● Exercise objective:
Provide the number of lines containing the word "this", and nothing else.

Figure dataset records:
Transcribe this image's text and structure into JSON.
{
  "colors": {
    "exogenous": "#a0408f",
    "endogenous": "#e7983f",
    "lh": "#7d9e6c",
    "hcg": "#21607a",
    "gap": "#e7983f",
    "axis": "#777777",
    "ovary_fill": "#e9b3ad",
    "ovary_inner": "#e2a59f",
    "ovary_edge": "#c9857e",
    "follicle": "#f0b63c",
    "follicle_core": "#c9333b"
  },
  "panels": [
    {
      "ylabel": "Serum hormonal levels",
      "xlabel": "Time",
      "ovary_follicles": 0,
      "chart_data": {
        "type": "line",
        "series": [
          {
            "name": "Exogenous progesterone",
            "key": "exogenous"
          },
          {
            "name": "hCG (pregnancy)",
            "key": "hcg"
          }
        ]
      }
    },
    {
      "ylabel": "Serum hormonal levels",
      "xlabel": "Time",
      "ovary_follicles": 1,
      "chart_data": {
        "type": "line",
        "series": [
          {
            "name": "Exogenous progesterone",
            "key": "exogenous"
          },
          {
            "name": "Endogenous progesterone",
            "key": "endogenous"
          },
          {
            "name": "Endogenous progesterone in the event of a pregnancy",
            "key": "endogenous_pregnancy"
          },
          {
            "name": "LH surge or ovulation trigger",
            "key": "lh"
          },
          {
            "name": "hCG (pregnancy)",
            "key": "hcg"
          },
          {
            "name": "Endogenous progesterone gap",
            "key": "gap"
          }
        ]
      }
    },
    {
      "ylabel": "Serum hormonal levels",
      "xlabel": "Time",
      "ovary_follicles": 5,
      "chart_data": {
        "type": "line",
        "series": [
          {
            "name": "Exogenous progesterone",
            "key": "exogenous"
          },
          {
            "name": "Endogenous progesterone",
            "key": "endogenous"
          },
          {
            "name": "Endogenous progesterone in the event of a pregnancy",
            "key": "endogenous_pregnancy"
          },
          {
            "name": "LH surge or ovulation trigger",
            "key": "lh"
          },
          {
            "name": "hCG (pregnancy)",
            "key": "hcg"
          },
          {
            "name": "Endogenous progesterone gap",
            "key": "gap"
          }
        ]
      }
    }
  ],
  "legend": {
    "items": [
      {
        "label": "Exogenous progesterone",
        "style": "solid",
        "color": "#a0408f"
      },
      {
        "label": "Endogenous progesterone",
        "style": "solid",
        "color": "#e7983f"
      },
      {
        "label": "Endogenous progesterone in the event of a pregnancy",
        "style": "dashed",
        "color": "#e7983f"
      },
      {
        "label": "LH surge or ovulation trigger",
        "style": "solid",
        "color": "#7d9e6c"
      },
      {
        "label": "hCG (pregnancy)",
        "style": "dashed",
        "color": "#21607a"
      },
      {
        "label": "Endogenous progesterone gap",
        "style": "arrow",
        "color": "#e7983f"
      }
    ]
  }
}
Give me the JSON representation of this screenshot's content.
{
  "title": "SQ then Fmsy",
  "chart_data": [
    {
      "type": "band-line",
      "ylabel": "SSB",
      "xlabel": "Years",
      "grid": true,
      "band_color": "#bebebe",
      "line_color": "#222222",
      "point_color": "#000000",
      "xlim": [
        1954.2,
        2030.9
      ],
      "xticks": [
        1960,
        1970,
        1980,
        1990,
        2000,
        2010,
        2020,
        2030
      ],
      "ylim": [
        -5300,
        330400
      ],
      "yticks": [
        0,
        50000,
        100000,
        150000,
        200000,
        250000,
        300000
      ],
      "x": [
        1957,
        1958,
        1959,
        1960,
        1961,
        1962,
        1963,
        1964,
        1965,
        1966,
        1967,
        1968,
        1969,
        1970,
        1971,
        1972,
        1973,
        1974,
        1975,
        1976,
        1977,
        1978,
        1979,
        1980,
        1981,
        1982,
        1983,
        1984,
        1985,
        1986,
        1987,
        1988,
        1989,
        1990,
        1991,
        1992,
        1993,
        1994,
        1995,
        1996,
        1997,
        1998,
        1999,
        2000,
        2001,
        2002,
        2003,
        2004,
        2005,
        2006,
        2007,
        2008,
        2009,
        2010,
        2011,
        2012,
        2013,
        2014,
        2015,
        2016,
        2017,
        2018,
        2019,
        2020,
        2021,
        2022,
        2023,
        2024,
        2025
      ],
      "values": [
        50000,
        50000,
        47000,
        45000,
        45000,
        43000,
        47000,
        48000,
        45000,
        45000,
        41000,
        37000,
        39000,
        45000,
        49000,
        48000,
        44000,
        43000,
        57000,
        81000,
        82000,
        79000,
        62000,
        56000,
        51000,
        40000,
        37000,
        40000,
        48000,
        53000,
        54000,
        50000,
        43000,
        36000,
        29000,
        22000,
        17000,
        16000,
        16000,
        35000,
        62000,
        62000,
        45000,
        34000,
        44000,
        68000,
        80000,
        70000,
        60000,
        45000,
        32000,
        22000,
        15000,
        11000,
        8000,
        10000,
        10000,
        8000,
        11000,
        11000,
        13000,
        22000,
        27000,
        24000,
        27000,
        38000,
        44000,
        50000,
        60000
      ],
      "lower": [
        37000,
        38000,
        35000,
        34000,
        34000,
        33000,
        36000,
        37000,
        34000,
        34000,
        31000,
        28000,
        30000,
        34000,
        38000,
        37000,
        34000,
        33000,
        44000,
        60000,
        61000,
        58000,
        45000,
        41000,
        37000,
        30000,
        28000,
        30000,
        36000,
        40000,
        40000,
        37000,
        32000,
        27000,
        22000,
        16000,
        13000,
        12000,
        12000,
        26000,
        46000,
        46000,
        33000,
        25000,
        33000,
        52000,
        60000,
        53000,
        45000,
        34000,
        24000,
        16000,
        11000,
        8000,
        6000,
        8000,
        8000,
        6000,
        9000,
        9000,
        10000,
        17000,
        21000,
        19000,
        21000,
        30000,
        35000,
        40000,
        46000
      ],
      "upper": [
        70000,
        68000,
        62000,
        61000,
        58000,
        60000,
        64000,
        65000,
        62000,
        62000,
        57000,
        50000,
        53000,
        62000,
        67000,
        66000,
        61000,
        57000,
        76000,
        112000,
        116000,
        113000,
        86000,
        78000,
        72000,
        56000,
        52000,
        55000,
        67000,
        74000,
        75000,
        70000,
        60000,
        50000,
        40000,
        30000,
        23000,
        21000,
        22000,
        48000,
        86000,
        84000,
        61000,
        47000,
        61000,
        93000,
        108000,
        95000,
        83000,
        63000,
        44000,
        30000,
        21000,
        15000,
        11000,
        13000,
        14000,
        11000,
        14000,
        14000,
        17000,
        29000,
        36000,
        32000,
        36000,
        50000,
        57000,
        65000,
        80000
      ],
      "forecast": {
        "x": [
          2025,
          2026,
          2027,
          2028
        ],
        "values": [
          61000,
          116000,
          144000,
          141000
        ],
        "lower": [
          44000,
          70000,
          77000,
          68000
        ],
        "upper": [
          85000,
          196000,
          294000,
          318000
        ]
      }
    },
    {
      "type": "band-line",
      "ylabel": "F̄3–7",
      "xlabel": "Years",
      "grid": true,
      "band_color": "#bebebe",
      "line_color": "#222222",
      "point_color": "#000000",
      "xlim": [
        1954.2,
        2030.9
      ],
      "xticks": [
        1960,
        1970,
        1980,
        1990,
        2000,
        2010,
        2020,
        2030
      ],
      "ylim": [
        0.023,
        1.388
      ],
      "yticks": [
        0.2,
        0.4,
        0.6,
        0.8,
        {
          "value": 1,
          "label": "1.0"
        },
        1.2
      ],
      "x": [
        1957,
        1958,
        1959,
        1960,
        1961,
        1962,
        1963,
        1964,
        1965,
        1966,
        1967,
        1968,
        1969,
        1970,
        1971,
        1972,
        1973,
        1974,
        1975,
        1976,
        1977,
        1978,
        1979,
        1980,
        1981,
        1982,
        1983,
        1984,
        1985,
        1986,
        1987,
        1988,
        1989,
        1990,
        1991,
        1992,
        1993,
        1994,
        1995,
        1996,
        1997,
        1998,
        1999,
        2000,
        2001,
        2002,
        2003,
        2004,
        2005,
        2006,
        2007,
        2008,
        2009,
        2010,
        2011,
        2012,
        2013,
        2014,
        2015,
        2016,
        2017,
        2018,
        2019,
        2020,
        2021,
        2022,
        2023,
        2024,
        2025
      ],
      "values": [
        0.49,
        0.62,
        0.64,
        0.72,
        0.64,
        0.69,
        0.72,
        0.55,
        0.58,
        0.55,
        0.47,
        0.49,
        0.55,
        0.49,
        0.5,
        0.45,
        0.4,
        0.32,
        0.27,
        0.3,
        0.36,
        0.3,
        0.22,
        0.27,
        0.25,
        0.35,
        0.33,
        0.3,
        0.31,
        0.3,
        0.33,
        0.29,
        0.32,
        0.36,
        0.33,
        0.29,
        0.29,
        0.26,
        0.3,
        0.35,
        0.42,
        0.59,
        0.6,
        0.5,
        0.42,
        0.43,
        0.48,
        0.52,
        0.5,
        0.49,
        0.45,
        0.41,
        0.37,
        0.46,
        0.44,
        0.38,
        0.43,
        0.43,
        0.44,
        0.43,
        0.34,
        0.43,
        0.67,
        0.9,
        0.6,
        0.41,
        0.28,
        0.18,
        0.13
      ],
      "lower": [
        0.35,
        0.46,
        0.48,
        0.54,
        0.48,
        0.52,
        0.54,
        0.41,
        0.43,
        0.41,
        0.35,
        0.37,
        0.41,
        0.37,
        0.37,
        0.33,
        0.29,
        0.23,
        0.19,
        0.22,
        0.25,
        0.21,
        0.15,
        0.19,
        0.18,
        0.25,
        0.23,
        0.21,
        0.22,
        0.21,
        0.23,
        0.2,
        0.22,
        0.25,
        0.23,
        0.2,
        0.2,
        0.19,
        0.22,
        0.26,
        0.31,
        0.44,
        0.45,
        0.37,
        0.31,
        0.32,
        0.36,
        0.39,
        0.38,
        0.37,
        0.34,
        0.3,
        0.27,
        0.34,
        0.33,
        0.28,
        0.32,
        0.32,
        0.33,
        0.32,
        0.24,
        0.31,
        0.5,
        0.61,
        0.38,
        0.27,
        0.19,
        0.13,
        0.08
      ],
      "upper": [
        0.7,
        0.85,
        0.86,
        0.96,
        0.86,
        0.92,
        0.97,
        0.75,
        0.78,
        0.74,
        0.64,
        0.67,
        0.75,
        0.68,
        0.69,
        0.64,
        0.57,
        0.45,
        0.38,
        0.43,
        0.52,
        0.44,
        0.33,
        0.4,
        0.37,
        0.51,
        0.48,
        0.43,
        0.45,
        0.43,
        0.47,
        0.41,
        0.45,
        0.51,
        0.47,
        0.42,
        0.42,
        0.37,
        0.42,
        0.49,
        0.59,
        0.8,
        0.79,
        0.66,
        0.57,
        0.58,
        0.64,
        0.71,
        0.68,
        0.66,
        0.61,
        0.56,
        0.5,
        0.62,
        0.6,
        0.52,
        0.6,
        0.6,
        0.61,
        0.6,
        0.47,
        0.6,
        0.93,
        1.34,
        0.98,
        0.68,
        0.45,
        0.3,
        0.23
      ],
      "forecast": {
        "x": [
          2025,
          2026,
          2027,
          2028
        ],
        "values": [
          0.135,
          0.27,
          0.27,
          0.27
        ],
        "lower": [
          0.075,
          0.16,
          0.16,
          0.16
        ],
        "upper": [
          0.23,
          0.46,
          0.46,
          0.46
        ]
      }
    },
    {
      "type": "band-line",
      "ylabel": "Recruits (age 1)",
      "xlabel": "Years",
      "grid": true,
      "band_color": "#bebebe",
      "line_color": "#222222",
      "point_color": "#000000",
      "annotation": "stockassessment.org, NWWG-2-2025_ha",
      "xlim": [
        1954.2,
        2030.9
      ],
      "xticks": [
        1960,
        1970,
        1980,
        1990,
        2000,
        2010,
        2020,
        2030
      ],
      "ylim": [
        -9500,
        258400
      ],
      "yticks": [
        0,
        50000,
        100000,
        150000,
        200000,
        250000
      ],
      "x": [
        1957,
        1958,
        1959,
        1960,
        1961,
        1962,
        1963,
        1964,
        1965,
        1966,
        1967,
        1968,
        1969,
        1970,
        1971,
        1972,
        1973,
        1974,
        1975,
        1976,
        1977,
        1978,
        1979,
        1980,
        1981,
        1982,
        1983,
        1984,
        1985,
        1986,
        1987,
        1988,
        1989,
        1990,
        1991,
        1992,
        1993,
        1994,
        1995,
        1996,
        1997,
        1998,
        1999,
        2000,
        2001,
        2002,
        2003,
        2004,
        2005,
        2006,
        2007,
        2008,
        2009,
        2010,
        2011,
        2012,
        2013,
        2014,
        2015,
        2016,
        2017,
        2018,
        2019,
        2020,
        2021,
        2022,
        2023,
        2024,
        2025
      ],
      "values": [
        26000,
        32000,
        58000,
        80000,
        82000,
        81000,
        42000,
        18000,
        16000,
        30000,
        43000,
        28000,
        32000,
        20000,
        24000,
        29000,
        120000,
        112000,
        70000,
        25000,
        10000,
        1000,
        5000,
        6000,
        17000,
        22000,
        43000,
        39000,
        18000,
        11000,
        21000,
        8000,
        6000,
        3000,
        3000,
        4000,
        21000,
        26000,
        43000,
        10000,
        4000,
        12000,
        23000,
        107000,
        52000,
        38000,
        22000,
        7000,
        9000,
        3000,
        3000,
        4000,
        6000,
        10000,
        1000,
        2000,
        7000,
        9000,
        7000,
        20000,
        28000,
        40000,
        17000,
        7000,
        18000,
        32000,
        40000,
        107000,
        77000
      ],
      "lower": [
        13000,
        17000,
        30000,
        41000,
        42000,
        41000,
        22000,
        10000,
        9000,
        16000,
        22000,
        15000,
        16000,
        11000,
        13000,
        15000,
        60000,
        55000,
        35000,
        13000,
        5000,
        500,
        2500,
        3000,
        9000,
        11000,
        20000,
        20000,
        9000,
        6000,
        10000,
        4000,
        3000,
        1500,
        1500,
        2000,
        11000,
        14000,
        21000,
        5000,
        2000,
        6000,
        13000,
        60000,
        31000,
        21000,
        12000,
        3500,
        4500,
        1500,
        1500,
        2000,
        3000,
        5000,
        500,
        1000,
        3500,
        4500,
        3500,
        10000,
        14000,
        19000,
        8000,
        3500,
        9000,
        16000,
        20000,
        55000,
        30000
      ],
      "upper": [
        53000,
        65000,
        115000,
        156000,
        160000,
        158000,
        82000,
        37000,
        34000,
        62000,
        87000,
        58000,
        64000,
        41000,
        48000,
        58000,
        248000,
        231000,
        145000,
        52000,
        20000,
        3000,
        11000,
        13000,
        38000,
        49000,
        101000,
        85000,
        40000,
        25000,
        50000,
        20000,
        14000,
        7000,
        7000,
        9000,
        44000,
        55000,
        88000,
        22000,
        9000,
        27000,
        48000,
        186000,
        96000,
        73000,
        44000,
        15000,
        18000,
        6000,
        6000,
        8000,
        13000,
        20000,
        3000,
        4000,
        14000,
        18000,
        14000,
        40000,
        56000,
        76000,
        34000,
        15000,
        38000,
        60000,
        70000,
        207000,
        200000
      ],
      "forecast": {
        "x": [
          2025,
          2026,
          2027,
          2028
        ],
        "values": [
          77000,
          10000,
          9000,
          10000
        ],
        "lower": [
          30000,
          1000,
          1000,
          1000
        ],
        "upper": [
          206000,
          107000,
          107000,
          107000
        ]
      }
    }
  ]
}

● Result of the task:
2